### WHAT TO PRODUCE
Write out each line exactly as it stands, please.
↓
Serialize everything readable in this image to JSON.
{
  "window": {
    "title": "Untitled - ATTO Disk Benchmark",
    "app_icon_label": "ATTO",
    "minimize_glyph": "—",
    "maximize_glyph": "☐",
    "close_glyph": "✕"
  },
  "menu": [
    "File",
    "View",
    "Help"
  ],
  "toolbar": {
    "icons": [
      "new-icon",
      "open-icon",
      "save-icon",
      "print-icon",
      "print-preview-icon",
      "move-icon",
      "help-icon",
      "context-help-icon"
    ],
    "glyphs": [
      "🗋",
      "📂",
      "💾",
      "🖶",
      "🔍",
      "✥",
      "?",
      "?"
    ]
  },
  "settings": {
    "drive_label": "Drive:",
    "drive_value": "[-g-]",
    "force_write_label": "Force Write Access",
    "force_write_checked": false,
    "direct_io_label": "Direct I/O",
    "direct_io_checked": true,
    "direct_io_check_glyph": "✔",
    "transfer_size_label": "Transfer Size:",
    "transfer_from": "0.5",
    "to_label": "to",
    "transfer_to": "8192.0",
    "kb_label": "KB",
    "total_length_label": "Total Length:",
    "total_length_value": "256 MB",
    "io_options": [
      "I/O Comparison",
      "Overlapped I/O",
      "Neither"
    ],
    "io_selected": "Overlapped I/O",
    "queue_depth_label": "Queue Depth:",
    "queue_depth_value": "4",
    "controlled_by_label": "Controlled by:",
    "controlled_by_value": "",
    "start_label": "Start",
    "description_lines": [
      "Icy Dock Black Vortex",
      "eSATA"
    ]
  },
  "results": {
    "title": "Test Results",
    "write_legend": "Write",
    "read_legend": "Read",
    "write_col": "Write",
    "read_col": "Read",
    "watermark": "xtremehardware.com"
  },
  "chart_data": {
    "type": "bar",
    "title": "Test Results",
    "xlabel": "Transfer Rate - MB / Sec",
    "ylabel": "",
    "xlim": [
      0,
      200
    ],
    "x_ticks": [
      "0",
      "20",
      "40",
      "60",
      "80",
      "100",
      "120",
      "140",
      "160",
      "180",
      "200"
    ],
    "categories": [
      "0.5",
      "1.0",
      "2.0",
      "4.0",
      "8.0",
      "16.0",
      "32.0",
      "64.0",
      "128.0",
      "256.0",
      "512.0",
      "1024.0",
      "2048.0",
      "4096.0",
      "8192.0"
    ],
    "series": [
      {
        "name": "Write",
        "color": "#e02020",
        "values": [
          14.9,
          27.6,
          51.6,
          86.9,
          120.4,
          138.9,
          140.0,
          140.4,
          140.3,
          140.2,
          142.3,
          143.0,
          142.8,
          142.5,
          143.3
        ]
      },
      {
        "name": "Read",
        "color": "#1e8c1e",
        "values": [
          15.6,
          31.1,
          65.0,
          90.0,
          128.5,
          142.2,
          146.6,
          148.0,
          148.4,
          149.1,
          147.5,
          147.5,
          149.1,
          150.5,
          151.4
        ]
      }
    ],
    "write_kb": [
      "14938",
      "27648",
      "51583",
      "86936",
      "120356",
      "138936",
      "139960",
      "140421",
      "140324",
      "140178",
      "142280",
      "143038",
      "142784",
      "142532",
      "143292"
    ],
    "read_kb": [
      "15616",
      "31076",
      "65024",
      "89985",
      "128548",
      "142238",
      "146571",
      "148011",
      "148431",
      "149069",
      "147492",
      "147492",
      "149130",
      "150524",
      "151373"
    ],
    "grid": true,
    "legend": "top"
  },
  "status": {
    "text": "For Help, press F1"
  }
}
↑
### RESPONSE TO THE TASK
Serialize everything readable in this image to JSON.
{
  "window": {
    "title": "Untitled - ATTO Disk Benchmark",
    "app_icon_label": "ATTO",
    "minimize_glyph": "—",
    "maximize_glyph": "☐",
    "close_glyph": "✕"
  },
  "menu": [
    "File",
    "View",
    "Help"
  ],
  "toolbar": {
    "icons": [
      "new-icon",
      "open-icon",
      "save-icon",
      "print-icon",
      "print-preview-icon",
      "move-icon",
      "help-icon",
      "context-help-icon"
    ],
    "glyphs": [
      "🗋",
      "📂",
      "💾",
      "🖶",
      "🔍",
      "✥",
      "?",
      "?"
    ]
  },
  "settings": {
    "drive_label": "Drive:",
    "drive_value": "[-g-]",
    "force_write_label": "Force Write Access",
    "force_write_checked": false,
    "direct_io_label": "Direct I/O",
    "direct_io_checked": true,
    "direct_io_check_glyph": "✔",
    "transfer_size_label": "Transfer Size:",
    "transfer_from": "0.5",
    "to_label": "to",
    "transfer_to": "8192.0",
    "kb_label": "KB",
    "total_length_label": "Total Length:",
    "total_length_value": "256 MB",
    "io_options": [
      "I/O Comparison",
      "Overlapped I/O",
      "Neither"
    ],
    "io_selected": "Overlapped I/O",
    "queue_depth_label": "Queue Depth:",
    "queue_depth_value": "4",
    "controlled_by_label": "Controlled by:",
    "controlled_by_value": "",
    "start_label": "Start",
    "description_lines": [
      "Icy Dock Black Vortex",
      "eSATA"
    ]
  },
  "results": {
    "title": "Test Results",
    "write_legend": "Write",
    "read_legend": "Read",
    "write_col": "Write",
    "read_col": "Read",
    "watermark": "xtremehardware.com"
  },
  "chart_data": {
    "type": "bar",
    "title": "Test Results",
    "xlabel": "Transfer Rate - MB / Sec",
    "ylabel": "",
    "xlim": [
      0,
      200
    ],
    "x_ticks": [
      "0",
      "20",
      "40",
      "60",
      "80",
      "100",
      "120",
      "140",
      "160",
      "180",
      "200"
    ],
    "categories": [
      "0.5",
      "1.0",
      "2.0",
      "4.0",
      "8.0",
      "16.0",
      "32.0",
      "64.0",
      "128.0",
      "256.0",
      "512.0",
      "1024.0",
      "2048.0",
      "4096.0",
      "8192.0"
    ],
    "series": [
      {
        "name": "Write",
        "color": "#e02020",
        "values": [
          14.9,
          27.6,
          51.6,
          86.9,
          120.4,
          138.9,
          140.0,
          140.4,
          140.3,
          140.2,
          142.3,
          143.0,
          142.8,
          142.5,
          143.3
        ]
      },
      {
        "name": "Read",
        "color": "#1e8c1e",
        "values": [
          15.6,
          31.1,
          65.0,
          90.0,
          128.5,
          142.2,
          146.6,
          148.0,
          148.4,
          149.1,
          147.5,
          147.5,
          149.1,
          150.5,
          151.4
        ]
      }
    ],
    "write_kb": [
      "14938",
      "27648",
      "51583",
      "86936",
      "120356",
      "138936",
      "139960",
      "140421",
      "140324",
      "140178",
      "142280",
      "143038",
      "142784",
      "142532",
      "143292"
    ],
    "read_kb": [
      "15616",
      "31076",
      "65024",
      "89985",
      "128548",
      "142238",
      "146571",
      "148011",
      "148431",
      "149069",
      "147492",
      "147492",
      "149130",
      "150524",
      "151373"
    ],
    "grid": true,
    "legend": "top"
  },
  "status": {
    "text": "For Help, press F1"
  }
}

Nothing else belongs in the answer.